Every line that holds "name" should be shown.

________

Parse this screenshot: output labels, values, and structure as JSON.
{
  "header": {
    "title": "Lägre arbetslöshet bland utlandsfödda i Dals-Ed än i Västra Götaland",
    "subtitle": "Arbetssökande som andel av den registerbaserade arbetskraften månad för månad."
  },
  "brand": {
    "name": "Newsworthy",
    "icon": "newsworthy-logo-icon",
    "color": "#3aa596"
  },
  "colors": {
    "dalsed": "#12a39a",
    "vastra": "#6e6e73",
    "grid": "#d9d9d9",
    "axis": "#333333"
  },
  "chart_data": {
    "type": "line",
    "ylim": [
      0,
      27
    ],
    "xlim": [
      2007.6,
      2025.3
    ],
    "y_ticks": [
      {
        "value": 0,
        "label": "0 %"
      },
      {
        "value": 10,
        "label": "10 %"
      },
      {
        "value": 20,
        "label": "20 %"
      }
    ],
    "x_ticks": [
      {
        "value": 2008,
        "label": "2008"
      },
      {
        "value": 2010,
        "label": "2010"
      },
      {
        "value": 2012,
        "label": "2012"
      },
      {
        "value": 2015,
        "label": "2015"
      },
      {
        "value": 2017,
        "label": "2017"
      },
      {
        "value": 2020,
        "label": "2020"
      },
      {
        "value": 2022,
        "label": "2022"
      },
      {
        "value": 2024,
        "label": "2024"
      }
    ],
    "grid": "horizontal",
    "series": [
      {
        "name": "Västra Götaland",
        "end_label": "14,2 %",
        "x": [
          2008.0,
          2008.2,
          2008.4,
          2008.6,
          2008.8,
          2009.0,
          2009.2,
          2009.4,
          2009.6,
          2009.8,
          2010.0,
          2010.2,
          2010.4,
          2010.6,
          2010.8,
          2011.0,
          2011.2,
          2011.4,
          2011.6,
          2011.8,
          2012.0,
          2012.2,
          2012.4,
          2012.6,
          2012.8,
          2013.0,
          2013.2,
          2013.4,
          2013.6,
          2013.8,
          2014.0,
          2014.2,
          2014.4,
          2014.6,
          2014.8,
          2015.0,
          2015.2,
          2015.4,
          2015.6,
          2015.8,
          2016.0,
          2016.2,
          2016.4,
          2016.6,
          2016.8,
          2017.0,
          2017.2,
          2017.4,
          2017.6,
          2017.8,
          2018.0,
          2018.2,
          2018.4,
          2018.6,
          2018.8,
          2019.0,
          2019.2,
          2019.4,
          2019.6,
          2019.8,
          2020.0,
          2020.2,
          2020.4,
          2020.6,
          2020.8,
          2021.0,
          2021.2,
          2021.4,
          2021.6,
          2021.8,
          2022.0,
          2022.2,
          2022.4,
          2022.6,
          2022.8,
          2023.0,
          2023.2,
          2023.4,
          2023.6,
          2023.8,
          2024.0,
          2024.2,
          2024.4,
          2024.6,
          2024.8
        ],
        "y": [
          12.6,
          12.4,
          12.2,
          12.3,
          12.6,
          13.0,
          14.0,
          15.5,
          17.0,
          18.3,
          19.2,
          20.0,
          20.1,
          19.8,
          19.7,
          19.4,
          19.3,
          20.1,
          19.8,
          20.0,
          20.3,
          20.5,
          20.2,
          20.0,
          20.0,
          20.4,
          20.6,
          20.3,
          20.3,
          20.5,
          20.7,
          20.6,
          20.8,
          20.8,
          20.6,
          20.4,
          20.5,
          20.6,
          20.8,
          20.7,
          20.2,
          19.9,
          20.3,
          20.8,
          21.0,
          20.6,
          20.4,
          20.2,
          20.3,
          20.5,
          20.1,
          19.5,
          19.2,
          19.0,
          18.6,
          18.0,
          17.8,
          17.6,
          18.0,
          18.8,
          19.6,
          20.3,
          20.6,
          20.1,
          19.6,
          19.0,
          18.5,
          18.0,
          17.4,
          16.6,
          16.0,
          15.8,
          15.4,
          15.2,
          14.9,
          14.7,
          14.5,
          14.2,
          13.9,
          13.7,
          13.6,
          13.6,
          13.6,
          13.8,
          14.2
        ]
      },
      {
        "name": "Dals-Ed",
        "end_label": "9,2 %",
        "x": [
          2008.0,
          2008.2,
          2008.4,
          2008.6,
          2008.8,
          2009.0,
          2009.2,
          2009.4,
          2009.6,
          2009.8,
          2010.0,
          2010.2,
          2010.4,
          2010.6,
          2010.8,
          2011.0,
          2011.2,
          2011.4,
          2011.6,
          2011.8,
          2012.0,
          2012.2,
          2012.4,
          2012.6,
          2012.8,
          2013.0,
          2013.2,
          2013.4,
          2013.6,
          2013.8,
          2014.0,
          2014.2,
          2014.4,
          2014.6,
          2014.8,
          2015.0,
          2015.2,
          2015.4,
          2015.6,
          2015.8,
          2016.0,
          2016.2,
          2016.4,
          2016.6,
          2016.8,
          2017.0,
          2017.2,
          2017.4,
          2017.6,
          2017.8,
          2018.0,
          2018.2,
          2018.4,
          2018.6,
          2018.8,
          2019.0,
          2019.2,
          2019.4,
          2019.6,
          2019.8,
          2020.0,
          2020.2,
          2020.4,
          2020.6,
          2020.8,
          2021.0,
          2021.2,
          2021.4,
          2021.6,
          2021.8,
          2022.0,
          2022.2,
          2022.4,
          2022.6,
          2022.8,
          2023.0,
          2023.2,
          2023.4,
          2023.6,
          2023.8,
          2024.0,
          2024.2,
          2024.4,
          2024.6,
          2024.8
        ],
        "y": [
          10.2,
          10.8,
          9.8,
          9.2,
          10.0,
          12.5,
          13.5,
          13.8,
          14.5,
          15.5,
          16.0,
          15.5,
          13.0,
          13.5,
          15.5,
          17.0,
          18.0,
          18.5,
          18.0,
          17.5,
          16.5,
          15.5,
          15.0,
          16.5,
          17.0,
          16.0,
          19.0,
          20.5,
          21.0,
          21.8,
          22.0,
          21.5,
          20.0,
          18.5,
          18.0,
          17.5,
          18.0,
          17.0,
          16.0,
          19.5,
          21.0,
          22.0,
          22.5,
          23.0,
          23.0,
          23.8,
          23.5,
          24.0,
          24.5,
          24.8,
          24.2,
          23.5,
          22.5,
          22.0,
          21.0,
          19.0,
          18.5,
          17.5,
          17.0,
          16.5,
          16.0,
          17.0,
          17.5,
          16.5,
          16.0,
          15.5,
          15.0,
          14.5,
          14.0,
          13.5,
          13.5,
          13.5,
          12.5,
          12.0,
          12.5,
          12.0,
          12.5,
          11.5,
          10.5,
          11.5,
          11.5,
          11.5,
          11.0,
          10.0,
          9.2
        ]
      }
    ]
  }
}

________

**Answer to this problem:**
    "name": "Newsworthy",
        "name": "Västra Götaland",
        "name": "Dals-Ed",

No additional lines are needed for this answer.